## EXERCISE TASK:
Reply with nothing except the number of lines that contain the word "organization".

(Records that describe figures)
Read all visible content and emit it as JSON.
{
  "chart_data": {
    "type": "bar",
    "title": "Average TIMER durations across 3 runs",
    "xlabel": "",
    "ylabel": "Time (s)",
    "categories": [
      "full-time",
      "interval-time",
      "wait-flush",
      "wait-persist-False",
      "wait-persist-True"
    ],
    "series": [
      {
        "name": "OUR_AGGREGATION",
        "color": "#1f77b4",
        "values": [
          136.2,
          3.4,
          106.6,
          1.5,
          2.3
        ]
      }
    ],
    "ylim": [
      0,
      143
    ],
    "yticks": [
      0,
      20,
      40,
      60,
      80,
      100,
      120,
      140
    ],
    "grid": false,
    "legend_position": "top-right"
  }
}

--

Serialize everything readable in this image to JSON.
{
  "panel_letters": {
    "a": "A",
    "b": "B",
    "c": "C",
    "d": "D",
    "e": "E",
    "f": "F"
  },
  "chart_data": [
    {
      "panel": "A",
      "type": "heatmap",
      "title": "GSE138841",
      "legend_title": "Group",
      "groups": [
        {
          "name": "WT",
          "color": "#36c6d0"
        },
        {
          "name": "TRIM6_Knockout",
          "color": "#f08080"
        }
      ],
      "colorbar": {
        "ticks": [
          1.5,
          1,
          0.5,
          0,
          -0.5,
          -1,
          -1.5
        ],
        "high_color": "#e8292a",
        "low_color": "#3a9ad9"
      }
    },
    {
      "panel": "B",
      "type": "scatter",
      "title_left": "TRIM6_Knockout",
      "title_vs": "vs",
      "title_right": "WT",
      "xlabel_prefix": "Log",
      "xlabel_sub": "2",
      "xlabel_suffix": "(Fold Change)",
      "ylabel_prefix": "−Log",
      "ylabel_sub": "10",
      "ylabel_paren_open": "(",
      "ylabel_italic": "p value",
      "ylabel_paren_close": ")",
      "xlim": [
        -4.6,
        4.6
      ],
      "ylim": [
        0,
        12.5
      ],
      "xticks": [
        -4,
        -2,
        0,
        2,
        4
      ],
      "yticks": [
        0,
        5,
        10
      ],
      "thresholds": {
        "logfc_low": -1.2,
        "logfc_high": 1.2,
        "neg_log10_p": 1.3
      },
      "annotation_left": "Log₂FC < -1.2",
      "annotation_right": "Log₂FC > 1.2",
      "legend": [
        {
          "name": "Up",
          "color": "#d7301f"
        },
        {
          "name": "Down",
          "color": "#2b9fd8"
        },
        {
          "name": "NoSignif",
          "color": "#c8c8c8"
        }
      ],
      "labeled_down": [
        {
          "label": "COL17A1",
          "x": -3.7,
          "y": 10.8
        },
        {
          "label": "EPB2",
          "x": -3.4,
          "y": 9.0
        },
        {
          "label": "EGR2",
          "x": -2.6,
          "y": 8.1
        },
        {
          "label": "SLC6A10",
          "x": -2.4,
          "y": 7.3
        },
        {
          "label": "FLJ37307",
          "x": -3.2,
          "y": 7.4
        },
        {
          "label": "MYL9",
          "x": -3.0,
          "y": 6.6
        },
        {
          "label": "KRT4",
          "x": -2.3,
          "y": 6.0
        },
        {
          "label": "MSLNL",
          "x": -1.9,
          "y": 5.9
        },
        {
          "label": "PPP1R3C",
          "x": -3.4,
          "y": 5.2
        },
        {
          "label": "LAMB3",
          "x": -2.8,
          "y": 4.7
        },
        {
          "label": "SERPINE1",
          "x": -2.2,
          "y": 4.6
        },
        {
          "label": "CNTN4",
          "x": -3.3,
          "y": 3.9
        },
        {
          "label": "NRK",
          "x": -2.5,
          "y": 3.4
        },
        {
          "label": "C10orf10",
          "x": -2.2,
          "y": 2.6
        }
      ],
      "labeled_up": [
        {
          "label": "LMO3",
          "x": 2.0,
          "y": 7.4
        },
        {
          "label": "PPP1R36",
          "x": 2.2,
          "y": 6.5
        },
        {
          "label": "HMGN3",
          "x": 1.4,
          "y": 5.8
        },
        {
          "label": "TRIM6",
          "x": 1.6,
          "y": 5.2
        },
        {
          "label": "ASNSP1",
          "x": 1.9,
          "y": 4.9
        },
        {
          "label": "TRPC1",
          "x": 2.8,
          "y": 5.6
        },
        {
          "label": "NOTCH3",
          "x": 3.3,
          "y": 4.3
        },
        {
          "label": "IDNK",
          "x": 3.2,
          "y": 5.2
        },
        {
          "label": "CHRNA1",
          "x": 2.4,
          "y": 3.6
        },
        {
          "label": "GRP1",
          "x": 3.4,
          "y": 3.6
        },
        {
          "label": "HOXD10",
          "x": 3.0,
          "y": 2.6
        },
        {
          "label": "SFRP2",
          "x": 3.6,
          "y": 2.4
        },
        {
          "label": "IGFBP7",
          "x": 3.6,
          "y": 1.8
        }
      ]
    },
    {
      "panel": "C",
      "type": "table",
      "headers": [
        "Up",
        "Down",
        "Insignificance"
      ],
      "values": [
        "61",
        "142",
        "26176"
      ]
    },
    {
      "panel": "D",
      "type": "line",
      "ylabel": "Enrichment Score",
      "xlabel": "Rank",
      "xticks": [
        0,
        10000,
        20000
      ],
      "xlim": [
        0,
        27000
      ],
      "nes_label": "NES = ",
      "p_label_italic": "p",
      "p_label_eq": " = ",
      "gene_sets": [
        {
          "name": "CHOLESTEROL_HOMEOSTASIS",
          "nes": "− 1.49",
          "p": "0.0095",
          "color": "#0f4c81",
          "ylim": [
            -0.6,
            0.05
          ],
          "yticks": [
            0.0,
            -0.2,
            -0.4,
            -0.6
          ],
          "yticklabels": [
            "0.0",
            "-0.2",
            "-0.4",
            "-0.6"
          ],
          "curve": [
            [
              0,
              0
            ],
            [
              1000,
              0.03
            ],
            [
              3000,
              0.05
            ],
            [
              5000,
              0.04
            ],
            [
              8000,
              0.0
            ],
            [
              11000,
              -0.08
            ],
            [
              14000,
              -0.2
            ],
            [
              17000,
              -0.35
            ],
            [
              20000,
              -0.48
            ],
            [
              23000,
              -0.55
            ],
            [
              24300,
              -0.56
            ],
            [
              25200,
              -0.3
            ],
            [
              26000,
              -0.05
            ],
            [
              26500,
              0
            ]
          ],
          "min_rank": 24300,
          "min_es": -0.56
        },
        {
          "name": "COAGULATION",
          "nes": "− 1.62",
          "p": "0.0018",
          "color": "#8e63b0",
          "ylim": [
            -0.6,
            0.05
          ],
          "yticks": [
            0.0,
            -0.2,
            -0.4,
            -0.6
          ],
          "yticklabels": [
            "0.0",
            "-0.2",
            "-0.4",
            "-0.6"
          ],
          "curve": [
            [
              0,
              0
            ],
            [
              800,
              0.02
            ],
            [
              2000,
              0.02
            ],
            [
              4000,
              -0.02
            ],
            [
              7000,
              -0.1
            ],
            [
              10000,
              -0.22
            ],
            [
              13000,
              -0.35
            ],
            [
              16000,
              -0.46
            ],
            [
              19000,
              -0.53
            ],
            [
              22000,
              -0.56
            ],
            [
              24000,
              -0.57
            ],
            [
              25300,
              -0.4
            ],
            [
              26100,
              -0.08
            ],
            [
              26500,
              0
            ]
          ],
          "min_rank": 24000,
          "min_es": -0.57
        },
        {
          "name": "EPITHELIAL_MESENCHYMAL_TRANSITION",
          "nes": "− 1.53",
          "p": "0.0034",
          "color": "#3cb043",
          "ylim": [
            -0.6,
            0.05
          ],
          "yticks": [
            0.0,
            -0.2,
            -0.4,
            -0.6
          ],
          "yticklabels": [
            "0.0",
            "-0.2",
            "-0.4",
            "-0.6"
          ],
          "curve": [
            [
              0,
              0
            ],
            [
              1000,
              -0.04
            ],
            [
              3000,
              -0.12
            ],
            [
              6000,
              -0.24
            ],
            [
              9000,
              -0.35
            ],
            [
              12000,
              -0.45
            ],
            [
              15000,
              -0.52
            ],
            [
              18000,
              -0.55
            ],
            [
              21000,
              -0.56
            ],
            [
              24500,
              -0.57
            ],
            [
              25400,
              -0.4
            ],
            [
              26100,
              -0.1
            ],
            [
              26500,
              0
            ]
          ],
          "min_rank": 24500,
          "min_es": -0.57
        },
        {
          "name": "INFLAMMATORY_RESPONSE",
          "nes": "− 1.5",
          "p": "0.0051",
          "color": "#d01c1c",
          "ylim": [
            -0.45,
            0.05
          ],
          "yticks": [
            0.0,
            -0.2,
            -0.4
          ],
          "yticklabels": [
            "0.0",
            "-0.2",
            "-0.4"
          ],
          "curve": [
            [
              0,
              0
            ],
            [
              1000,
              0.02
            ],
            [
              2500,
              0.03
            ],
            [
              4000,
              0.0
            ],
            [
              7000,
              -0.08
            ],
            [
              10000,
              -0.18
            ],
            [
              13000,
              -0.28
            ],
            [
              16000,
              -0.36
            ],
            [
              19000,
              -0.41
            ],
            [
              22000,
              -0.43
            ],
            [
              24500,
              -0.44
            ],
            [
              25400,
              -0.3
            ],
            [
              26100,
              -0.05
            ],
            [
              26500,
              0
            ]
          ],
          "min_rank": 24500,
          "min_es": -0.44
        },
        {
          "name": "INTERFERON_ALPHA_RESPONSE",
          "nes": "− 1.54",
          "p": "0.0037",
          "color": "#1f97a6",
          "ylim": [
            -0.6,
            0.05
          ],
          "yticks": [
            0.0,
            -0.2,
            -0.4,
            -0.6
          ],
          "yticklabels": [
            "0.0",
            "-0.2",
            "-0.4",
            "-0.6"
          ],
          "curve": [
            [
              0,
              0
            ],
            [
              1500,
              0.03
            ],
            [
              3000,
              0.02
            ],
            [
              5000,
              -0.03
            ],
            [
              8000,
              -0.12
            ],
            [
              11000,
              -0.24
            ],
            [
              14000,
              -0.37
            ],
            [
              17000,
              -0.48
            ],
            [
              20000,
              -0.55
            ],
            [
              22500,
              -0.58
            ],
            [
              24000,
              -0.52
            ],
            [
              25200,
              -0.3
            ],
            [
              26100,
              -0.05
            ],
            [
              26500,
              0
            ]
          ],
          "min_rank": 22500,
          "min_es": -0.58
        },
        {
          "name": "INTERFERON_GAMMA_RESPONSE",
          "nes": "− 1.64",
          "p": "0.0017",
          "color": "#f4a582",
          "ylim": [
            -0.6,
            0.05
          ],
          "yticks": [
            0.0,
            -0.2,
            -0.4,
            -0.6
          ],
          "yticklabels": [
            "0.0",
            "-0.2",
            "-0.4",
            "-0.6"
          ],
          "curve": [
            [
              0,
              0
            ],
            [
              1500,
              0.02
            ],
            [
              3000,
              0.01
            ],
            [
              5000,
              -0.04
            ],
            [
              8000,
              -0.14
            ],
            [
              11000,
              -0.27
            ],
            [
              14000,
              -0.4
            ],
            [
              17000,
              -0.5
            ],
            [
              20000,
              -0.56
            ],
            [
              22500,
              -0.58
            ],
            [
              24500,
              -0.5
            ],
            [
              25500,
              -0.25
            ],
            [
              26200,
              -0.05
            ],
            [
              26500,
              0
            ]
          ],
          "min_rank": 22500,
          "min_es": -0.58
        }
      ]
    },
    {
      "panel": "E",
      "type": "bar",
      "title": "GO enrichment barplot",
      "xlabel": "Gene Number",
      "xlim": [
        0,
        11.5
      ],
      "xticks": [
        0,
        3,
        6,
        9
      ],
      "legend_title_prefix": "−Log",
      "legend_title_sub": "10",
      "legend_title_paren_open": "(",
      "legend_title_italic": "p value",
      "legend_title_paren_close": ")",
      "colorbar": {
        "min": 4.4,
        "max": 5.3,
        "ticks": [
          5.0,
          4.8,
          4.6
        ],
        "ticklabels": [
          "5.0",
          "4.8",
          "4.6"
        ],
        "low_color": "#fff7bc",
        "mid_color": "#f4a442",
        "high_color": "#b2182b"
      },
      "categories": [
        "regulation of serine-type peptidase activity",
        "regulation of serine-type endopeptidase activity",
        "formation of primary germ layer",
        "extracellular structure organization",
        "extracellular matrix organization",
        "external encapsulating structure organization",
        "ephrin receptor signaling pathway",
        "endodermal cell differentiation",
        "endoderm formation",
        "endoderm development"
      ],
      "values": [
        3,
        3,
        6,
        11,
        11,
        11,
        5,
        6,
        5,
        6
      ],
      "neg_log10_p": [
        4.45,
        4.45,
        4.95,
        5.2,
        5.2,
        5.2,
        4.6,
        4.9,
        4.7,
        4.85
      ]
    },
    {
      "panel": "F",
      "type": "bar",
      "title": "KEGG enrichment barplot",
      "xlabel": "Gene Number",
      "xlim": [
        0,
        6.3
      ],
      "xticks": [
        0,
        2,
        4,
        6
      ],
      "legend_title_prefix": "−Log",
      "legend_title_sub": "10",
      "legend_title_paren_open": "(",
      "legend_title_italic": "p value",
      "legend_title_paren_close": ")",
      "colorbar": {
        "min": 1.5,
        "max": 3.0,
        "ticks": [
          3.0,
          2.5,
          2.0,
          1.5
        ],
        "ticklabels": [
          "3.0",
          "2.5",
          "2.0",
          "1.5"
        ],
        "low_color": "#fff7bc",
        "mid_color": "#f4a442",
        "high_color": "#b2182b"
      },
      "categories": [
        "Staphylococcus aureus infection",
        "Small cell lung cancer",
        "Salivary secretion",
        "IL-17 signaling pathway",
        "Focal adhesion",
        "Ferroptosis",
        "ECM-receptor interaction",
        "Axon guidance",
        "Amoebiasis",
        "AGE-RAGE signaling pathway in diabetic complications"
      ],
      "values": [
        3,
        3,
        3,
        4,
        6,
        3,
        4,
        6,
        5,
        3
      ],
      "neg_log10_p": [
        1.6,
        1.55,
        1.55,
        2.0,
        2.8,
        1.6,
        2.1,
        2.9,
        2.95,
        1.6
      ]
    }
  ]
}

## RESULT FOR THIS TASK:
3